_Goal of the exercise_. Pictures are to be left out; otherwise, copy exactly the lines from the line containing "Convert this document image to plain text." through the end of the data.

(Collection entries)
• • • • •

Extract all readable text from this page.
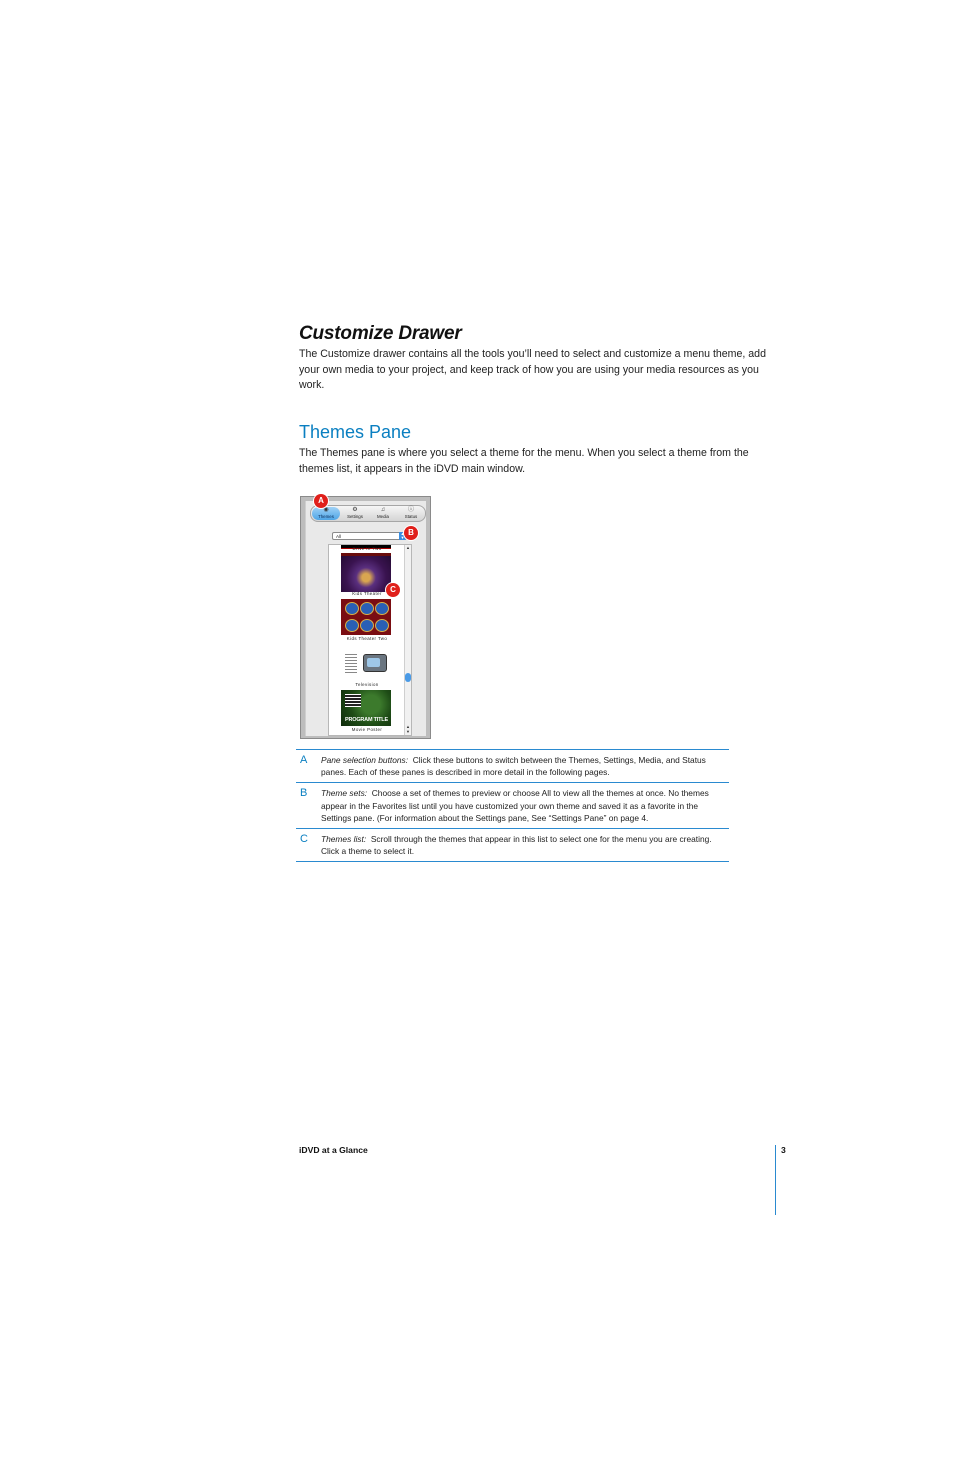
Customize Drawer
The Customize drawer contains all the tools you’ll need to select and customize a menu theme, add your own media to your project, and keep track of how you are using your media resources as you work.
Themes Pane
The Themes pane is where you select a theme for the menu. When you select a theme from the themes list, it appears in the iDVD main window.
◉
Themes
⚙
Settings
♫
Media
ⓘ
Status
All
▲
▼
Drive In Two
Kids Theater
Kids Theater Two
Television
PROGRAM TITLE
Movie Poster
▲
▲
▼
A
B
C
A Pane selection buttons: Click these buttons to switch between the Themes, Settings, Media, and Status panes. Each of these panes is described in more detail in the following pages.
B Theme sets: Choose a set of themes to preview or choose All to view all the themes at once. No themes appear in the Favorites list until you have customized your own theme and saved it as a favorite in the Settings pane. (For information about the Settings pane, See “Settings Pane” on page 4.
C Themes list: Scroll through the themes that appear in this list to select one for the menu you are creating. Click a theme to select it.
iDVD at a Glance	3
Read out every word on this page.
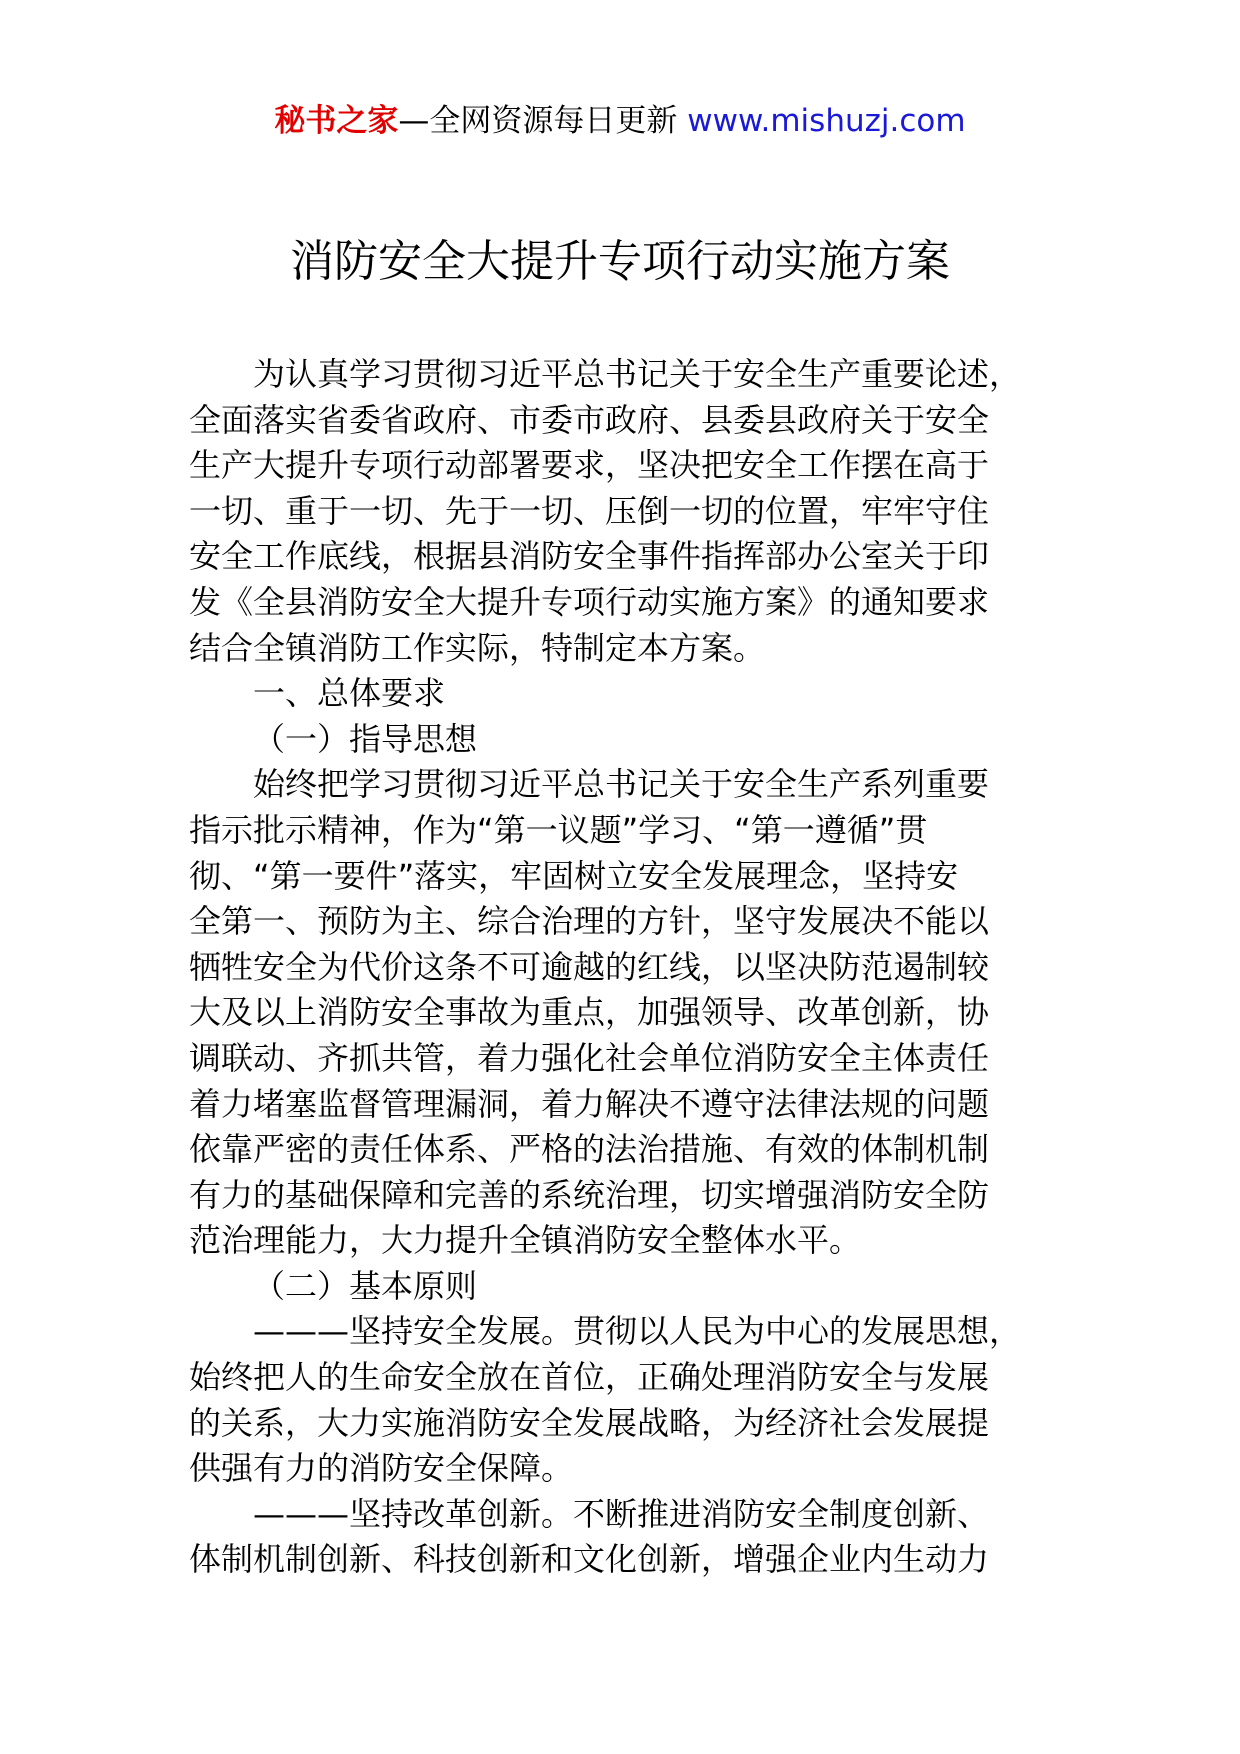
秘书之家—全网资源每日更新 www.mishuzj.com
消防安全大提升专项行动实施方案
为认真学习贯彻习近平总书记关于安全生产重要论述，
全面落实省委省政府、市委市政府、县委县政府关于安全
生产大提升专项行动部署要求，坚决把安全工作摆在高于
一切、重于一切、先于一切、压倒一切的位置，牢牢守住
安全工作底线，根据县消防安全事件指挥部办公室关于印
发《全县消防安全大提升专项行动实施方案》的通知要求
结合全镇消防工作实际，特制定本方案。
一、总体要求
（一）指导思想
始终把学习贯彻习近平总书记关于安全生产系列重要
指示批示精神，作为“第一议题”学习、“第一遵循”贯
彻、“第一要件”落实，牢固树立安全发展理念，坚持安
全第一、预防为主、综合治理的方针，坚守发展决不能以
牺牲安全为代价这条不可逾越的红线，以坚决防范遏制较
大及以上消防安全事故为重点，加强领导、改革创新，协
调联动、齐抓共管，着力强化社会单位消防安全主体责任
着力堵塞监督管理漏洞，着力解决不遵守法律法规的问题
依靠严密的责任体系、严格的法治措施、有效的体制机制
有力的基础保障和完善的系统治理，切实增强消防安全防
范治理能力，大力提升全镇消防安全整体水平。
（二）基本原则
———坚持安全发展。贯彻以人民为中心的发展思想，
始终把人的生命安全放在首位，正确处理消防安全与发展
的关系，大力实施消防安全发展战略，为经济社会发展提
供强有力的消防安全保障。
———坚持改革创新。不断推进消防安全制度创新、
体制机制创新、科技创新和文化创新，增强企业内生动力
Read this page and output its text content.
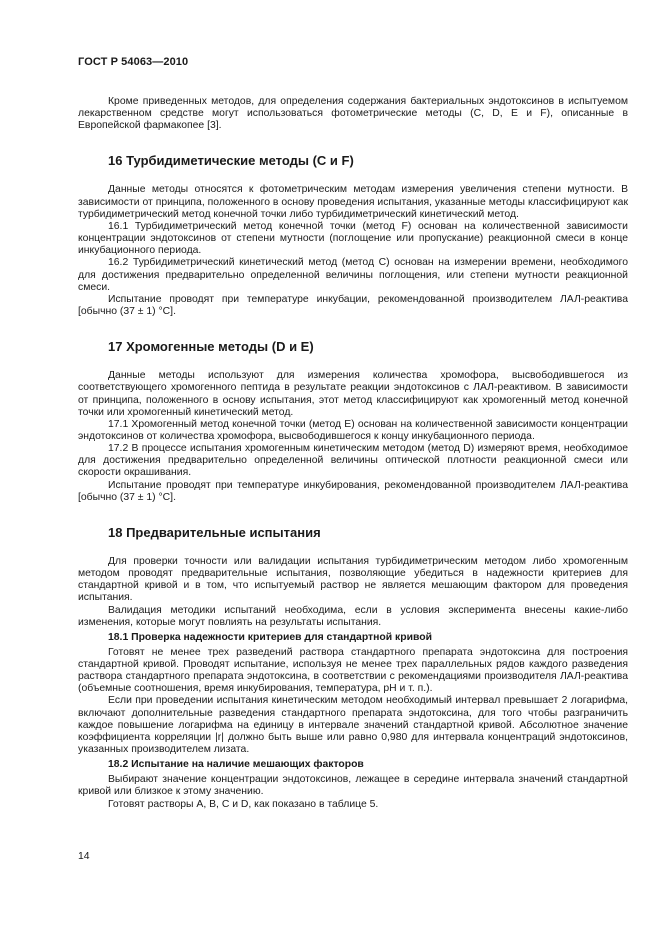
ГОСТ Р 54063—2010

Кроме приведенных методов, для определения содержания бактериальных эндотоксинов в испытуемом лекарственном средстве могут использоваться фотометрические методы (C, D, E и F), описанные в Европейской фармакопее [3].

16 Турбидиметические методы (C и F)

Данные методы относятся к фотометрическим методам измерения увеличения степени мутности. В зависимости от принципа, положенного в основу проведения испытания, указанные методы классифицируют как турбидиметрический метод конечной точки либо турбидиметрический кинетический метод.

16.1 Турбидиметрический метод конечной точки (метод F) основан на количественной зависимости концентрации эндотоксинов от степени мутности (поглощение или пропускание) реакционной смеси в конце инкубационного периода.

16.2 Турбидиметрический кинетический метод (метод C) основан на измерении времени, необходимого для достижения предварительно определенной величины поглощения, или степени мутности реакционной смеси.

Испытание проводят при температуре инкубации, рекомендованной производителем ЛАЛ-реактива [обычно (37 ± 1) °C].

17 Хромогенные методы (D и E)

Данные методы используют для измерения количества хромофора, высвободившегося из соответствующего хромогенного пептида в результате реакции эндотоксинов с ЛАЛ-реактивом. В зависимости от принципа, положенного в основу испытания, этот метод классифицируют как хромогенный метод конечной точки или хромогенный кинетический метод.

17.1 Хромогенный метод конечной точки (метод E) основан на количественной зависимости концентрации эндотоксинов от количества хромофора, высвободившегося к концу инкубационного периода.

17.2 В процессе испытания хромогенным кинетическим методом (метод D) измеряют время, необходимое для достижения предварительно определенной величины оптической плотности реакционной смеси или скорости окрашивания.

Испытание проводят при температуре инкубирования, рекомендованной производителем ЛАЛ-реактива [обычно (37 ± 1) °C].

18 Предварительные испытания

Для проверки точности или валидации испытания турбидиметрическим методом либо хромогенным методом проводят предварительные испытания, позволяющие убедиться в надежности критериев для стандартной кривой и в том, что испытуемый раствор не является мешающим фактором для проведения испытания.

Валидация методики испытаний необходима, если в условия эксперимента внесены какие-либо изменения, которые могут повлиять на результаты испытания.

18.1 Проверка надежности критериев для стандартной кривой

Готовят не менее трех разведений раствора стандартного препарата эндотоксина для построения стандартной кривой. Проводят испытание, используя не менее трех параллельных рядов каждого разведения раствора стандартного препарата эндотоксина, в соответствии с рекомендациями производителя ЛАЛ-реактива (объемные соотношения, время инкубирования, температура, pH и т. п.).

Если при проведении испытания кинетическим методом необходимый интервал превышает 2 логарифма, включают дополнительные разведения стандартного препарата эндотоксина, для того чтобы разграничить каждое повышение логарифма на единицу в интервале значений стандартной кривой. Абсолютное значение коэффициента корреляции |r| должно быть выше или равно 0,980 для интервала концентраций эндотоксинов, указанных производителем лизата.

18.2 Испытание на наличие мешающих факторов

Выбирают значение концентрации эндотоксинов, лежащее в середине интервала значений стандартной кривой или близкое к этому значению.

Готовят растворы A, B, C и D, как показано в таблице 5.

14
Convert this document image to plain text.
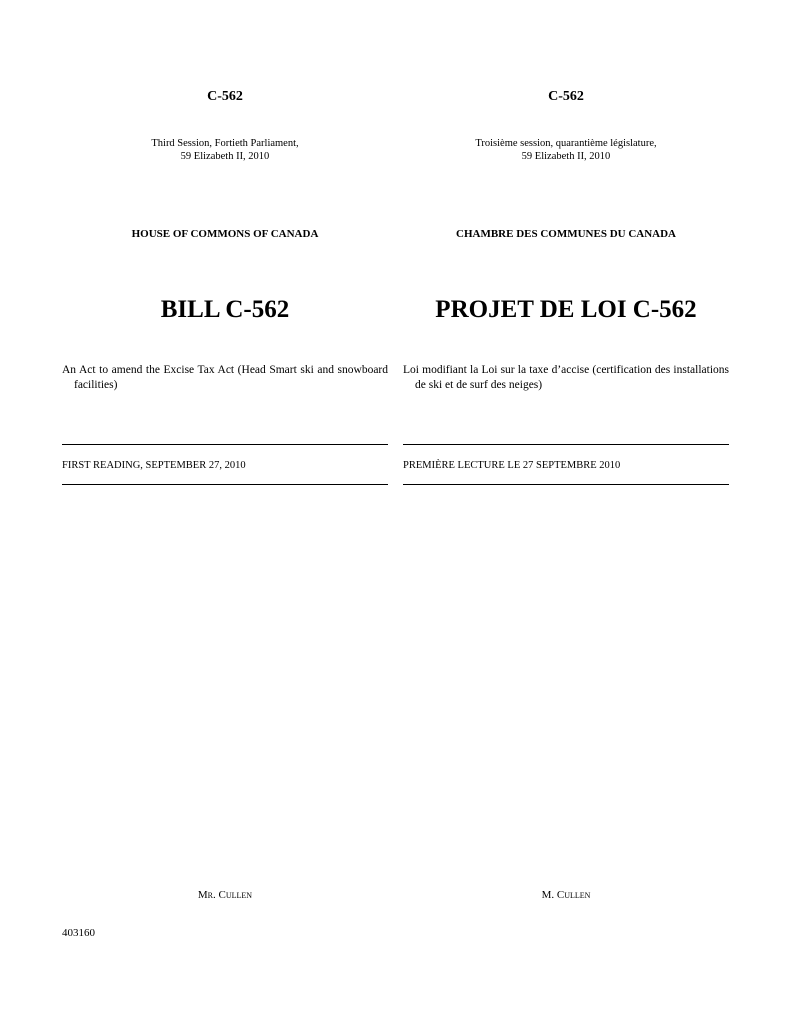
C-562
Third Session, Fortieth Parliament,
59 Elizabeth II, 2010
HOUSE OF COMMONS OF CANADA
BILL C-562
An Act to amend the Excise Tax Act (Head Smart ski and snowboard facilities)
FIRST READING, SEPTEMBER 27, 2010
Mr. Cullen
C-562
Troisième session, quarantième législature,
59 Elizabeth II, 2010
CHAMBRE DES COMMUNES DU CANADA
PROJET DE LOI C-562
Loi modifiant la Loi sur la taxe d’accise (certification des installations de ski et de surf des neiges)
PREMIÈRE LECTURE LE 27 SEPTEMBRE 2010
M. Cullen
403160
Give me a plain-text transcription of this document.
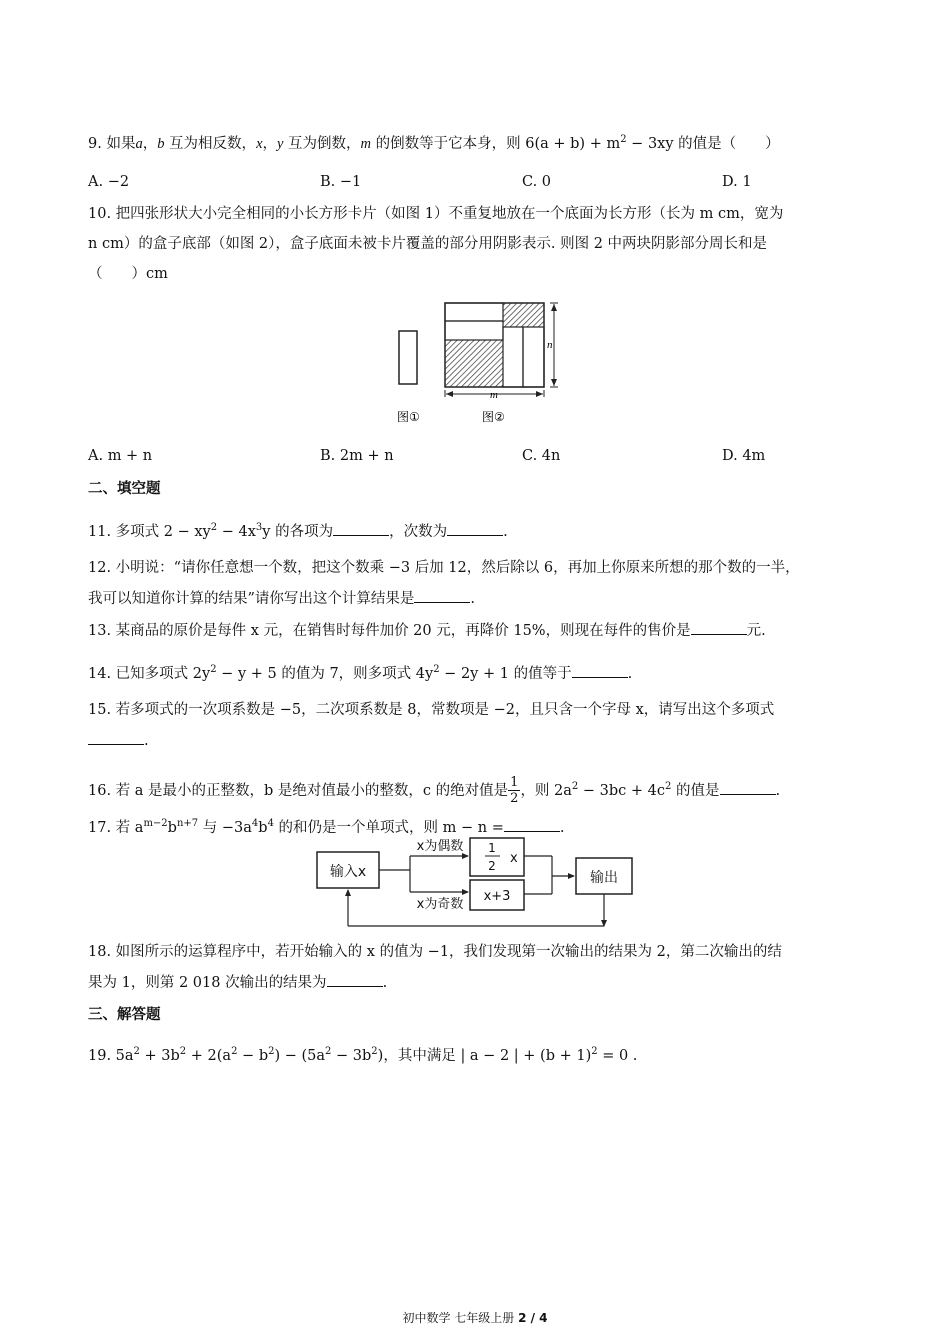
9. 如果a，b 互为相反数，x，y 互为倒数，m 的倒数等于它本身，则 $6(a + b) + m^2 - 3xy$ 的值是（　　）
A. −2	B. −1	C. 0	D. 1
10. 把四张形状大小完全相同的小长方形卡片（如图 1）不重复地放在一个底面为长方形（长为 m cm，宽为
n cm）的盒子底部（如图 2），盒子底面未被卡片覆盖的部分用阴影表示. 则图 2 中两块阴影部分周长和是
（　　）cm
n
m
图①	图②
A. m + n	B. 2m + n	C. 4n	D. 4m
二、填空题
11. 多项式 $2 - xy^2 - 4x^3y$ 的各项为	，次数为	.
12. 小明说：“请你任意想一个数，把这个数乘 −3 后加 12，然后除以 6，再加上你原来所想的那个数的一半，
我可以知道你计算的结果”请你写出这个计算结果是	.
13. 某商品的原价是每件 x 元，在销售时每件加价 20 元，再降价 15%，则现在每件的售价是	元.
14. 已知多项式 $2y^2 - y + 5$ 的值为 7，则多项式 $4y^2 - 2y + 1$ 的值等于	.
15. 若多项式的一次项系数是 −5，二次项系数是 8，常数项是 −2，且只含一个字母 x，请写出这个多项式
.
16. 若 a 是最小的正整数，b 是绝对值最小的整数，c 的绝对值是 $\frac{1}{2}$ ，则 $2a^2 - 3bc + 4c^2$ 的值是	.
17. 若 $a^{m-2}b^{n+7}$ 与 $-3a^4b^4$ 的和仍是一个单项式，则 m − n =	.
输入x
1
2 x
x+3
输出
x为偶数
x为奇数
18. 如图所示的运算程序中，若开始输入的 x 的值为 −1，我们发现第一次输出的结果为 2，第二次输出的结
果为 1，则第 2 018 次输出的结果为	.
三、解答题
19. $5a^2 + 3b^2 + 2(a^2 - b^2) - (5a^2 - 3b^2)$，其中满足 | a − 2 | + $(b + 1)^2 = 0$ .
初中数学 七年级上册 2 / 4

• • • • •

_The output_.
Convert this document image to plain text.
C-562
Third Session, Fortieth Parliament,
59 Elizabeth II, 2010
HOUSE OF COMMONS OF CANADA
BILL C-562
An Act to amend the Excise Tax Act (Head Smart ski and snowboard facilities)
FIRST READING, SEPTEMBER 27, 2010
Mr. Cullen
C-562
Troisième session, quarantième législature,
59 Elizabeth II, 2010
CHAMBRE DES COMMUNES DU CANADA
PROJET DE LOI C-562
Loi modifiant la Loi sur la taxe d’accise (certification des installations de ski et de surf des neiges)
PREMIÈRE LECTURE LE 27 SEPTEMBRE 2010
M. Cullen
403160
Give me a plain-text transcription of this document.
9. 如果a，b 互为相反数，x，y 互为倒数，m 的倒数等于它本身，则 $6(a + b) + m^2 - 3xy$ 的值是（　　）
A. −2	B. −1	C. 0	D. 1
10. 把四张形状大小完全相同的小长方形卡片（如图 1）不重复地放在一个底面为长方形（长为 m cm，宽为
n cm）的盒子底部（如图 2），盒子底面未被卡片覆盖的部分用阴影表示. 则图 2 中两块阴影部分周长和是
（　　）cm
n
m
图①	图②
A. m + n	B. 2m + n	C. 4n	D. 4m
二、填空题
11. 多项式 $2 - xy^2 - 4x^3y$ 的各项为	，次数为	.
12. 小明说：“请你任意想一个数，把这个数乘 −3 后加 12，然后除以 6，再加上你原来所想的那个数的一半，
我可以知道你计算的结果”请你写出这个计算结果是	.
13. 某商品的原价是每件 x 元，在销售时每件加价 20 元，再降价 15%，则现在每件的售价是	元.
14. 已知多项式 $2y^2 - y + 5$ 的值为 7，则多项式 $4y^2 - 2y + 1$ 的值等于	.
15. 若多项式的一次项系数是 −5，二次项系数是 8，常数项是 −2，且只含一个字母 x，请写出这个多项式
.
16. 若 a 是最小的正整数，b 是绝对值最小的整数，c 的绝对值是 $\frac{1}{2}$ ，则 $2a^2 - 3bc + 4c^2$ 的值是	.
17. 若 $a^{m-2}b^{n+7}$ 与 $-3a^4b^4$ 的和仍是一个单项式，则 m − n =	.
输入x
1
2 x
x+3
输出
x为偶数
x为奇数
18. 如图所示的运算程序中，若开始输入的 x 的值为 −1，我们发现第一次输出的结果为 2，第二次输出的结
果为 1，则第 2 018 次输出的结果为	.
三、解答题
19. $5a^2 + 3b^2 + 2(a^2 - b^2) - (5a^2 - 3b^2)$，其中满足 | a − 2 | + $(b + 1)^2 = 0$ .
初中数学 七年级上册 2 / 4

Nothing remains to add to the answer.